■ **EXERCICE A**
Mettez sous forme de tableau Markdown les lignes des enregistrements, à partir de la ligne qui contient "- cell-class: TD: [143, 389, 157, 403]" et jusqu'à celle qui contient "- cell-topkmh: 209.46: [786, 423, 828, 438]" incluse, sans les lignes vides. Utilisez les colonnes « Rang » et « Contenu ».

■ **TEXTE**

Commençons directement par ce troisième jour donc, si vous voulez voir
les deux premiers, fiez-vous aux articles d’avant. Je prends enfin ce fameux
petit avion pour Praslin, le décor est épatant, j’avoue. La graduation de la
couleur de l’océan allant du vert au bleu est impeccable, déroutante,
paradisiaque, c’est le rêve des tropiques, yeux grands ouverts.
J’arrive et retrouve donc le Chef Manager de Aride Island, Uzice.
J’apprendrais plus tard que tout le monde l’appelle Manager donc il y a des
chances que je m’y mette aussi. Uzice m’emmène près du bateau qui nous mènera à
Aride mais avant cela, je dois acheter à manger. J’ai le temps puisque de toute
façon, nous ne partons pas avant 17h, le temps qu’une personne d’Aride revienne
de Mahé où il est parti en matinée voter. Oui, ce sont les élections
présidentielles en ce moment. Six partis au lieu de… un d’habitude (enfin deux
mais bon vous voyez le truc), donc il y aura possiblement du changement.

■ **DONNÉES DE L'EXERCICE**
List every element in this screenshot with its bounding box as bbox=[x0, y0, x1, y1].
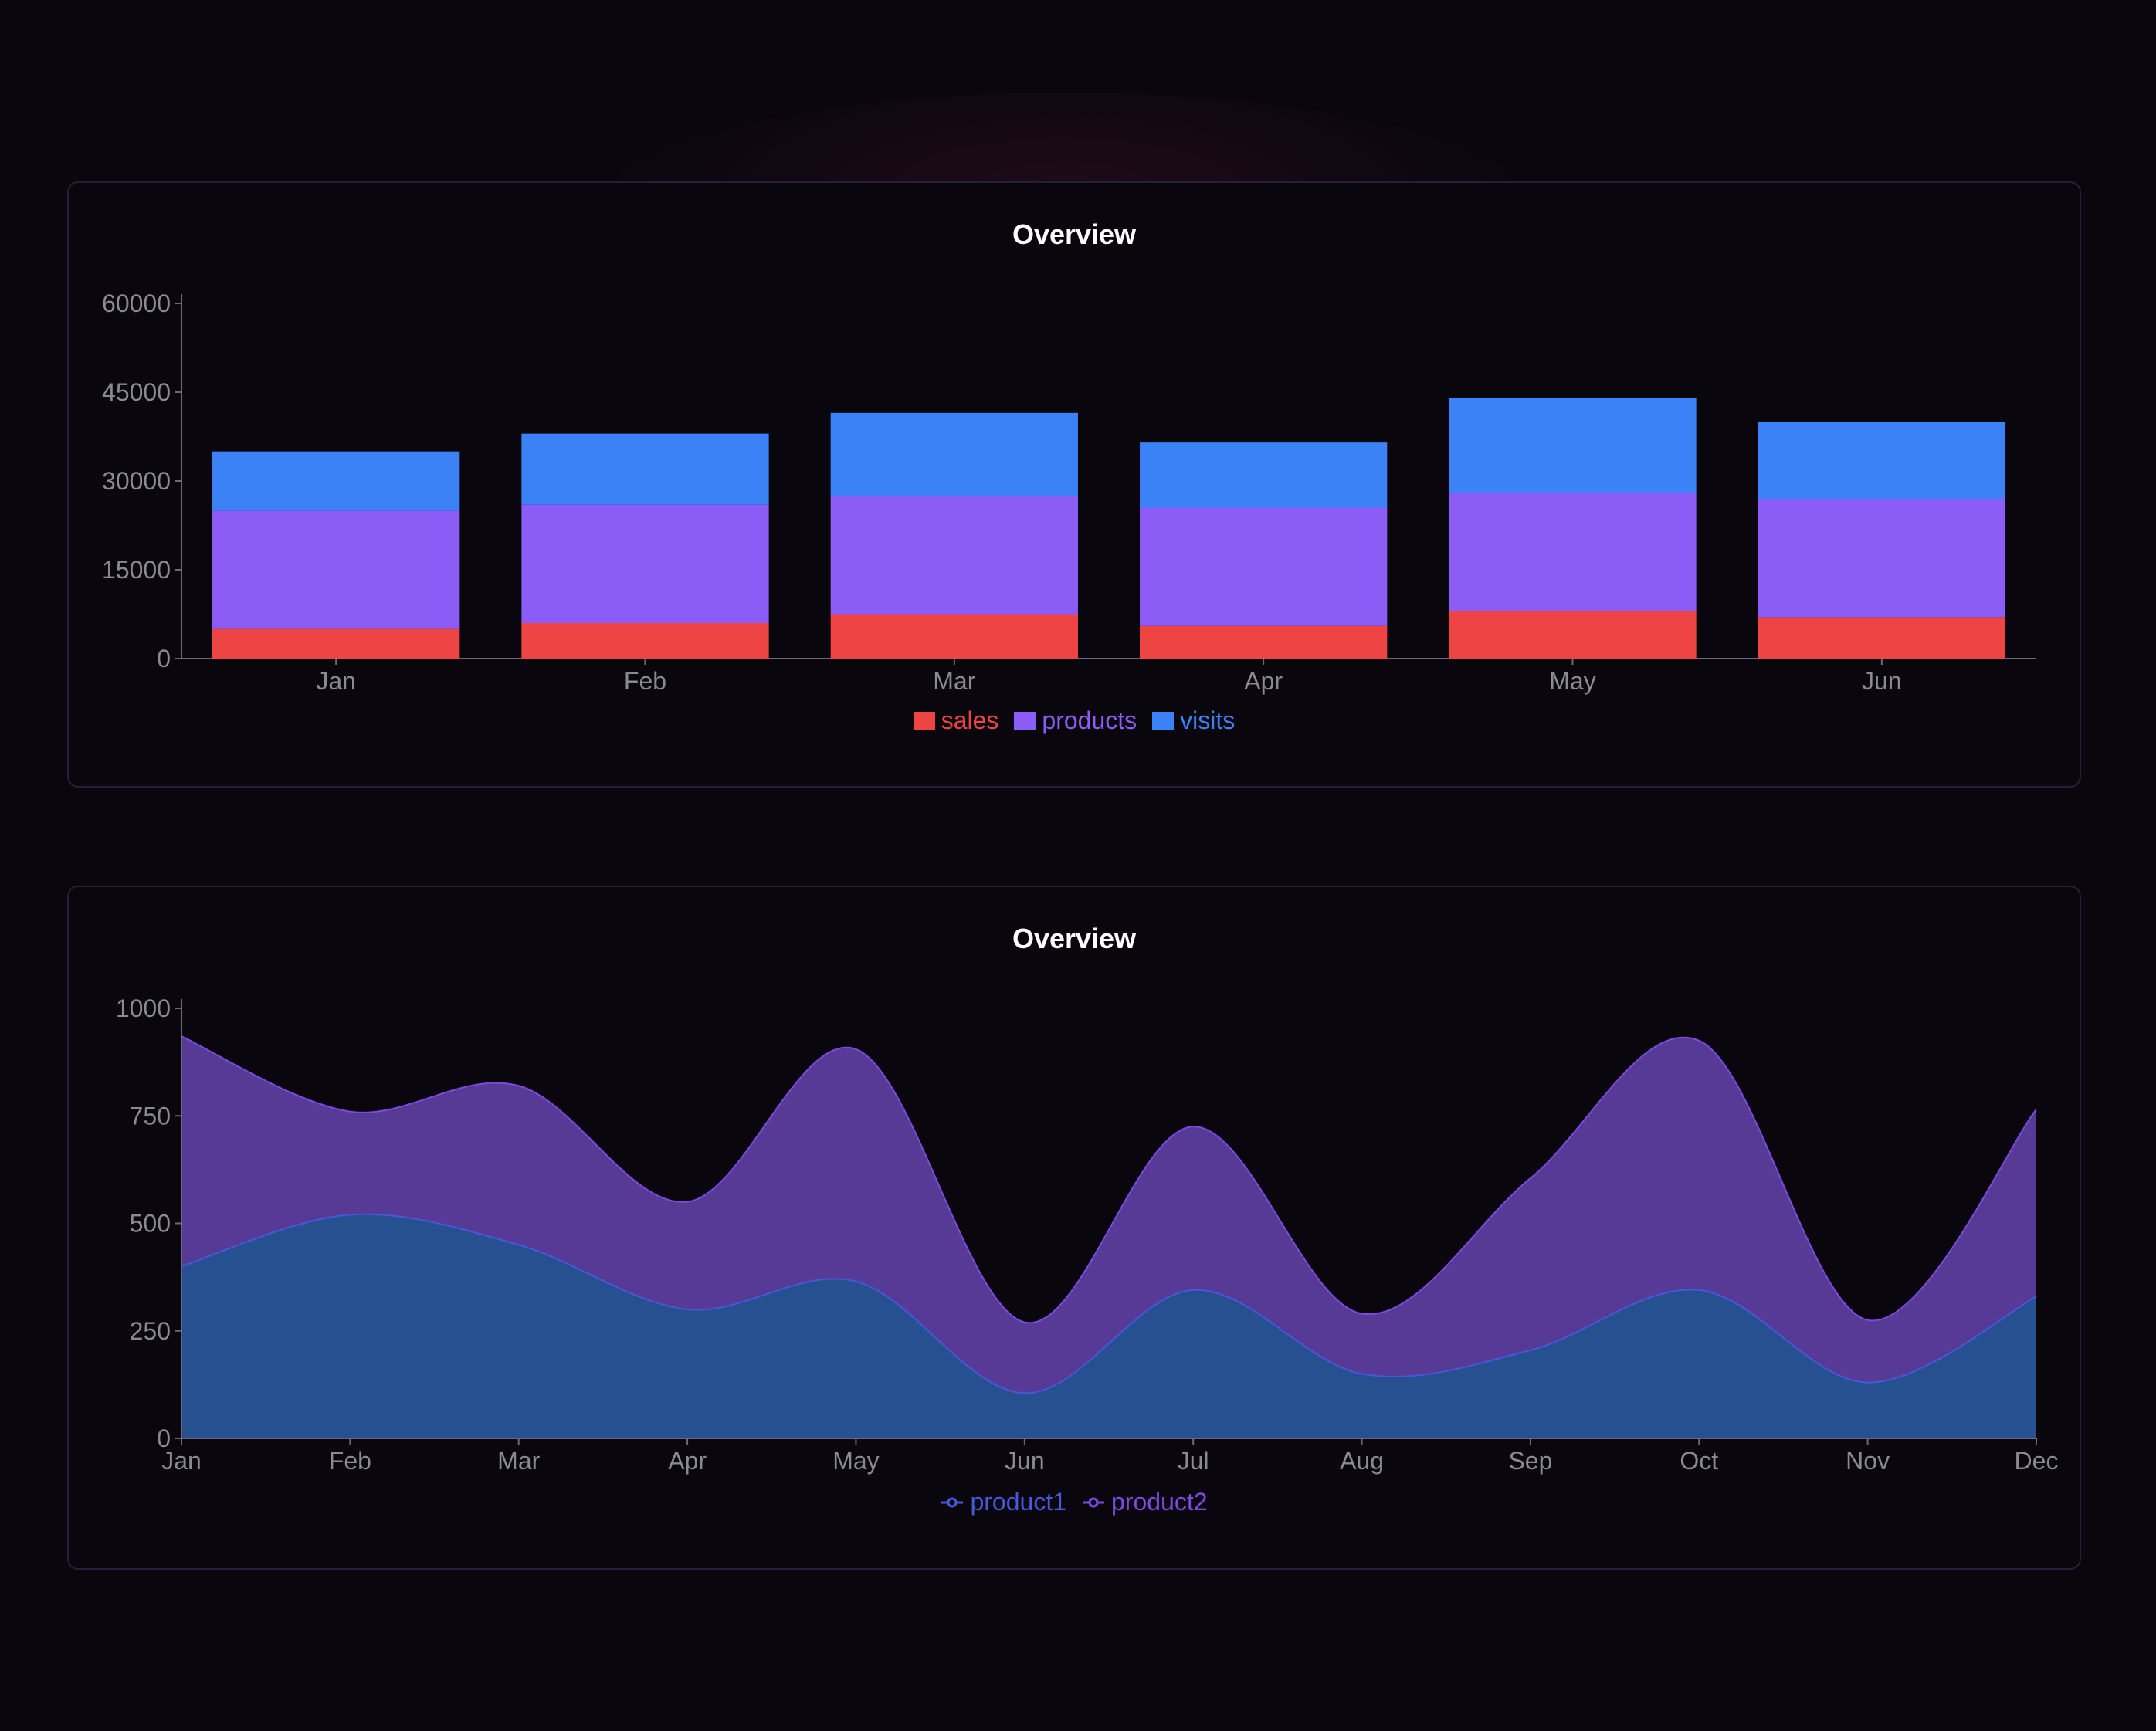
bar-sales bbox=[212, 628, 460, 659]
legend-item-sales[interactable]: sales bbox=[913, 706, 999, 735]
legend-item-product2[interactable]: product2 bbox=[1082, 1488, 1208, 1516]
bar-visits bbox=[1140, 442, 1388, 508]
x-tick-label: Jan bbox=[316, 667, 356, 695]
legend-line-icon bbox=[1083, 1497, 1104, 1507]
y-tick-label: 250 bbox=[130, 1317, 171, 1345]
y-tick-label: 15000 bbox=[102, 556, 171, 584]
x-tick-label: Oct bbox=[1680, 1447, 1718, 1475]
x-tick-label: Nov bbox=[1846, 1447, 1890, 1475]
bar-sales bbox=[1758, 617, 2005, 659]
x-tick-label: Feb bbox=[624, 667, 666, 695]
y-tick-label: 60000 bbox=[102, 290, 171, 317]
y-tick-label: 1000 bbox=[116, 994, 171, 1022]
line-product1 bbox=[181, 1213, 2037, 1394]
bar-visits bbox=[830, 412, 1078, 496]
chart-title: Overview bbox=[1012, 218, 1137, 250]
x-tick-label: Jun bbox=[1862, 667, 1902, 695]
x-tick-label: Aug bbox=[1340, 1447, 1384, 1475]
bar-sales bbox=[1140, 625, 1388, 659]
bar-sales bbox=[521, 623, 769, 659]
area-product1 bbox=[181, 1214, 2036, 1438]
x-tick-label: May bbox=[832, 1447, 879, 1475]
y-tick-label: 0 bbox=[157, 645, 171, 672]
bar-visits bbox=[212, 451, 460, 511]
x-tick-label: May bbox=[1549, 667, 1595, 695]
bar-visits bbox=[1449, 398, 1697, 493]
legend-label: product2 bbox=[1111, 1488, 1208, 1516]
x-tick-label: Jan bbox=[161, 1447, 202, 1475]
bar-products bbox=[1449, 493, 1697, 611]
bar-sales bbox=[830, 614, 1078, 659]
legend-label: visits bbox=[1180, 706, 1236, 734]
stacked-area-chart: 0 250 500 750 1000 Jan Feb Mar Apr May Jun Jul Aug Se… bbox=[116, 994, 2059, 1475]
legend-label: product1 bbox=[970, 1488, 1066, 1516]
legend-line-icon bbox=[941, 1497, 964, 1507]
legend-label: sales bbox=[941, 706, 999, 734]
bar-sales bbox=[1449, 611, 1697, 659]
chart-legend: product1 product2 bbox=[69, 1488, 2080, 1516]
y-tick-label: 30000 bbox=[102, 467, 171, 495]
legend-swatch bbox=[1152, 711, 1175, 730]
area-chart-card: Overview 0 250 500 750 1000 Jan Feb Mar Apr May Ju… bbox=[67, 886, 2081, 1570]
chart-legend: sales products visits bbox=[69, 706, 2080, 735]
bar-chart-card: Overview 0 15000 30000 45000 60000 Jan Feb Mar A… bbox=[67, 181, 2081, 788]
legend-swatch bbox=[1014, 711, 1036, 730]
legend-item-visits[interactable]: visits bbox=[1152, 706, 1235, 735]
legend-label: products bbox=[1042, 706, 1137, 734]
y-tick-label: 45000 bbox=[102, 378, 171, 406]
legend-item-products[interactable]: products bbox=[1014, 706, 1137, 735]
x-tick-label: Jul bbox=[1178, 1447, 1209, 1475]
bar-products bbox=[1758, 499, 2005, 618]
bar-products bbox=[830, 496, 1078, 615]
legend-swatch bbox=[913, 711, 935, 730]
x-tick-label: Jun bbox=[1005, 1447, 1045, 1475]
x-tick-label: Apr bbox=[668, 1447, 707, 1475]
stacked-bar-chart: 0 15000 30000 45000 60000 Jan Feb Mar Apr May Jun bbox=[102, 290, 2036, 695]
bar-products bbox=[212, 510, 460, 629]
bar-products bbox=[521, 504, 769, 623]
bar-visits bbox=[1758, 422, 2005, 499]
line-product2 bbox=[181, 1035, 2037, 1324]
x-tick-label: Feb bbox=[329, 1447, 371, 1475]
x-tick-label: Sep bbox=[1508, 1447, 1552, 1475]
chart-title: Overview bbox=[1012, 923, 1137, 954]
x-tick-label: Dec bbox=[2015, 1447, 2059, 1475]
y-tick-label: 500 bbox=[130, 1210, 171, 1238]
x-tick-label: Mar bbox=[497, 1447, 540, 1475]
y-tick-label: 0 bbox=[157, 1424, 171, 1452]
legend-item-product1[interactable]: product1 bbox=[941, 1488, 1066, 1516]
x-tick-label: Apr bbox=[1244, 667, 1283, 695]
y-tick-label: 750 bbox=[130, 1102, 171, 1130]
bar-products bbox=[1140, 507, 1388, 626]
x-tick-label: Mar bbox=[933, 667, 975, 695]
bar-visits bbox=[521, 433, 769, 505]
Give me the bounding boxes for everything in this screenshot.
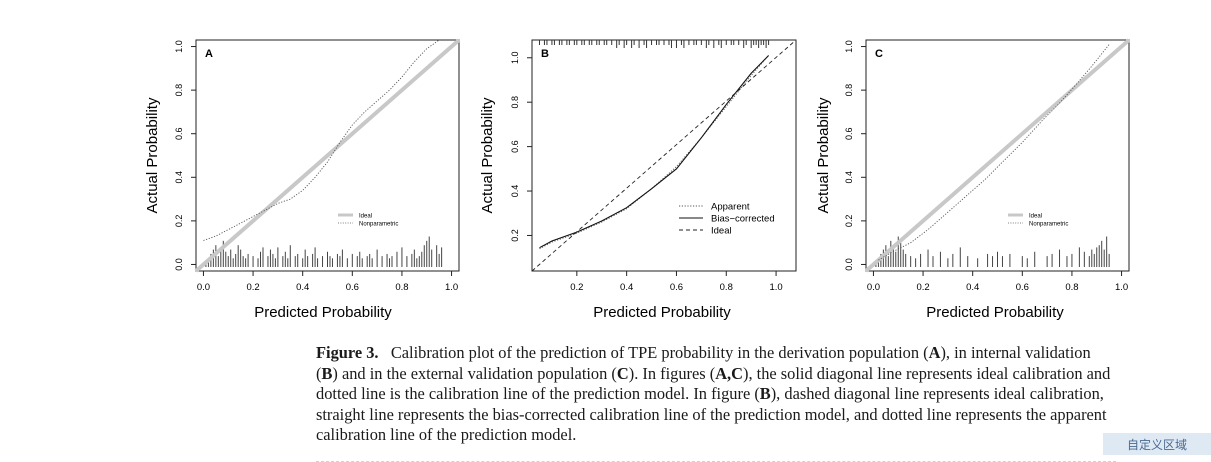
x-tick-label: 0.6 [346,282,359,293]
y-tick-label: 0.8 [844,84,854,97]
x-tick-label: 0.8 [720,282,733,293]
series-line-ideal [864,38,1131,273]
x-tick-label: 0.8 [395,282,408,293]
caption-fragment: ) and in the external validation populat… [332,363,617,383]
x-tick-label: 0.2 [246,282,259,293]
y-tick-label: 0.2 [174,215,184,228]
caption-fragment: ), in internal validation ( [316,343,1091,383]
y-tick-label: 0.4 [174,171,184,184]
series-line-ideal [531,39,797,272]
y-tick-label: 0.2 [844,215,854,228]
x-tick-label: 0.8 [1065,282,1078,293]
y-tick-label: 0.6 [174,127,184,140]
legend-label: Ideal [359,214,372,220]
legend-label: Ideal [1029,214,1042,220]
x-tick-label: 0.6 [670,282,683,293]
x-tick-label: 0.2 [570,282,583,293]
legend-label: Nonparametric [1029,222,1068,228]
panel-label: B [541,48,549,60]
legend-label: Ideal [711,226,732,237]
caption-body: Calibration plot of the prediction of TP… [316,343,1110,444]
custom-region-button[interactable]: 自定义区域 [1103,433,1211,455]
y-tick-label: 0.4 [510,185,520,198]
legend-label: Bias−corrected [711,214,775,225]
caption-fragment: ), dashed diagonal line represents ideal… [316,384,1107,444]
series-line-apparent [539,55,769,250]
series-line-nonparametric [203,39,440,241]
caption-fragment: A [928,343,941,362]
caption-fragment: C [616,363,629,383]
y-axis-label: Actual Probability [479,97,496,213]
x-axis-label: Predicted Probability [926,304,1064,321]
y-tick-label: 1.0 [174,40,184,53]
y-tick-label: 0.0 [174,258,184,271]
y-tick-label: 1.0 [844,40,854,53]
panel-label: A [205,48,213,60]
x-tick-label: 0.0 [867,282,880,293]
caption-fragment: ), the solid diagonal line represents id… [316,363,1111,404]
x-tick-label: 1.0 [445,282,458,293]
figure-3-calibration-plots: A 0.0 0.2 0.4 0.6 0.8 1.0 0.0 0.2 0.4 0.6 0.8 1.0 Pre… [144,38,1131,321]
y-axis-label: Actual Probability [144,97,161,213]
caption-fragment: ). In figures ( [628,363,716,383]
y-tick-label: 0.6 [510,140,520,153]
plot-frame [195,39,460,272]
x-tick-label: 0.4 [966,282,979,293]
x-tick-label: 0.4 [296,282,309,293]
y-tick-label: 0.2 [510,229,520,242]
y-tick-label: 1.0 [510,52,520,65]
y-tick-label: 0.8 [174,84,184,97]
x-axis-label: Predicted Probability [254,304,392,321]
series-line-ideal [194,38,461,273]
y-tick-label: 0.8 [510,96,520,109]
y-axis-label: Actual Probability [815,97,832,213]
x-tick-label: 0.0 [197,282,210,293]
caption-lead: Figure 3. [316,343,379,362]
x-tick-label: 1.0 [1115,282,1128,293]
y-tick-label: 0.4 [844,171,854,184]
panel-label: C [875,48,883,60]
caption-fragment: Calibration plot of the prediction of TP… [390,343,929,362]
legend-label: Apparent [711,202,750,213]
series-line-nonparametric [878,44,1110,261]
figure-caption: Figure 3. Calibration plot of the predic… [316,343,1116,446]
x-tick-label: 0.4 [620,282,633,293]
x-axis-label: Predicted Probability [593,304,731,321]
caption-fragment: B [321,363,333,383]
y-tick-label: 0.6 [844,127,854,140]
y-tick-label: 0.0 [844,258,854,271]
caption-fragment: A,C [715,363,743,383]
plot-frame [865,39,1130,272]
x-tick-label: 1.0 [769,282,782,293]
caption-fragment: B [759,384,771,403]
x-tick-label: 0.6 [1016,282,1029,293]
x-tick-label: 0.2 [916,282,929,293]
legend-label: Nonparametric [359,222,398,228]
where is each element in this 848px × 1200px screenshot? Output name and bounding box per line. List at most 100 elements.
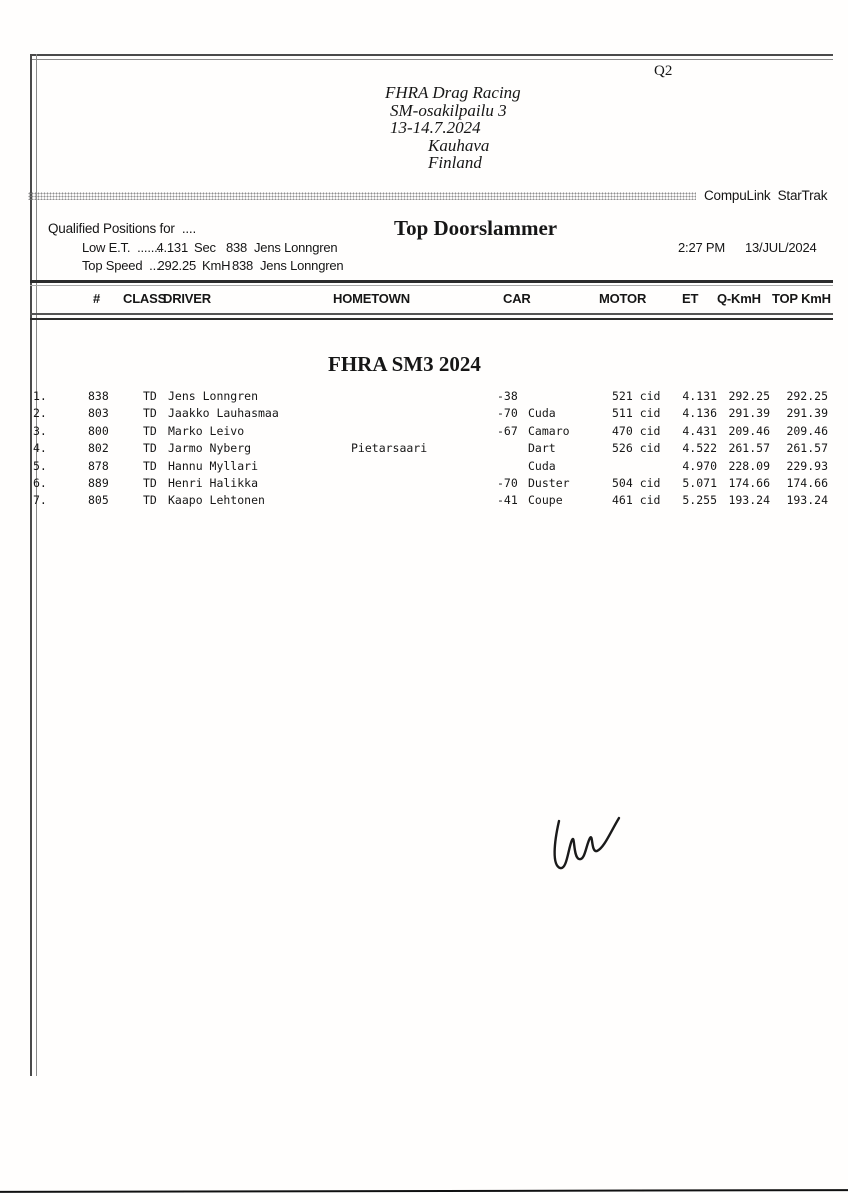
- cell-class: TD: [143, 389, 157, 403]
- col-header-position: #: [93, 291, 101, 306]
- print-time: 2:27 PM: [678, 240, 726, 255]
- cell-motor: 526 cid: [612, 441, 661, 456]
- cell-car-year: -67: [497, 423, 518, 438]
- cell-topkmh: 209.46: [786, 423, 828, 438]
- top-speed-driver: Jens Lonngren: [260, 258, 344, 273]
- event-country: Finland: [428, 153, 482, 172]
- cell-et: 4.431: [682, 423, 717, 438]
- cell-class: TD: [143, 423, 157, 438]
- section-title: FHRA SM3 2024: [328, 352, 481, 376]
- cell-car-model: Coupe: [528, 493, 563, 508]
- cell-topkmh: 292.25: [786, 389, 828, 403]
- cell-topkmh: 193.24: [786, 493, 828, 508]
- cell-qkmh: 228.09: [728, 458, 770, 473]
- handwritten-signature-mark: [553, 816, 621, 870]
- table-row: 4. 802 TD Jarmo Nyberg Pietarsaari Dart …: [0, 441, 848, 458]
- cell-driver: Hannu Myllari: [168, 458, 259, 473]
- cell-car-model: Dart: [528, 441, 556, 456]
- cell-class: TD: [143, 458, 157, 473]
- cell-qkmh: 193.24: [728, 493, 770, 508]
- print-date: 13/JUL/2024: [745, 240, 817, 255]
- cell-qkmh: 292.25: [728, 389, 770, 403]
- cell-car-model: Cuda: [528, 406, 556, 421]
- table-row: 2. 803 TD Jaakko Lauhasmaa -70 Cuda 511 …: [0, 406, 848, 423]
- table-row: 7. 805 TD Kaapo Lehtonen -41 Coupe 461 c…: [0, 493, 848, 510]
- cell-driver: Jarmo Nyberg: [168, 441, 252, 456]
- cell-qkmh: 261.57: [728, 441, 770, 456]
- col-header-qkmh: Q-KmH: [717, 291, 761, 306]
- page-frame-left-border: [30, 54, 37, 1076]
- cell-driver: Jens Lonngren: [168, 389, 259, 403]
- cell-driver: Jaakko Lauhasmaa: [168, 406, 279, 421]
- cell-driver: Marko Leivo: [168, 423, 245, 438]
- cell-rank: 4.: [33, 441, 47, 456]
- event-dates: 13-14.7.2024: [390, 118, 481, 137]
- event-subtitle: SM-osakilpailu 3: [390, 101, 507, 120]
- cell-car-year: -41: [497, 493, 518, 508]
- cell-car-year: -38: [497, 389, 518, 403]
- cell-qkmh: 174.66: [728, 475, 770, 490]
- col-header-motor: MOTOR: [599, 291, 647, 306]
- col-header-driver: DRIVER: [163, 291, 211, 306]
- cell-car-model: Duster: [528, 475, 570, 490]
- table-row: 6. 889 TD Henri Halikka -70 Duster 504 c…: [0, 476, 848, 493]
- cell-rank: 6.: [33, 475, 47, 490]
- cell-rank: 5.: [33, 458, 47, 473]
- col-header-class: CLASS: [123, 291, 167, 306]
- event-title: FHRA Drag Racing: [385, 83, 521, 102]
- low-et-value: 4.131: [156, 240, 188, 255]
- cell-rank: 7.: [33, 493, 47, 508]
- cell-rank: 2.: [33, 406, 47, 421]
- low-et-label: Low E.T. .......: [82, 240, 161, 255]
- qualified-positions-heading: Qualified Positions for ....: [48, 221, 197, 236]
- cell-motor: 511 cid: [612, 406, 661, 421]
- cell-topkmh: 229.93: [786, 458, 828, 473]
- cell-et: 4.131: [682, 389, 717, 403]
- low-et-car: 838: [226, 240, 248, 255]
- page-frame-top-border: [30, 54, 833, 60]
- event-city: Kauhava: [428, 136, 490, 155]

■ **EXERCICE B**
Recopiez tel quel le passage du récit de voyage qui commence aux mots "J’apprendrais plus tard" et s'arrête après "possiblement du changement.".

■ **RÉPONSE A**
| Rang | Contenu |
|---|---|
| 1 | - cell-class: TD: [143, 389, 157, 403] |
| 2 | - col-header-position: #: [93, 291, 101, 306] |
| 3 | - print-time: 2:27 PM: [678, 240, 726, 255] |
| 4 | - cell-motor: 526 cid: [612, 441, 661, 456] |
| 5 | - cell-car-year: -67: [497, 423, 518, 438] |
| 6 | - cell-topkmh: 209.46: [786, 423, 828, 438] |

■ **RÉPONSE B**
J’apprendrais plus tard que tout le monde l’appelle Manager donc il y a des
chances que je m’y mette aussi. Uzice m’emmène près du bateau qui nous mènera à
Aride mais avant cela, je dois acheter à manger. J’ai le temps puisque de toute
façon, nous ne partons pas avant 17h, le temps qu’une personne d’Aride revienne
de Mahé où il est parti en matinée voter. Oui, ce sont les élections
présidentielles en ce moment. Six partis au lieu de… un d’habitude (enfin deux
mais bon vous voyez le truc), donc il y aura possiblement du changement.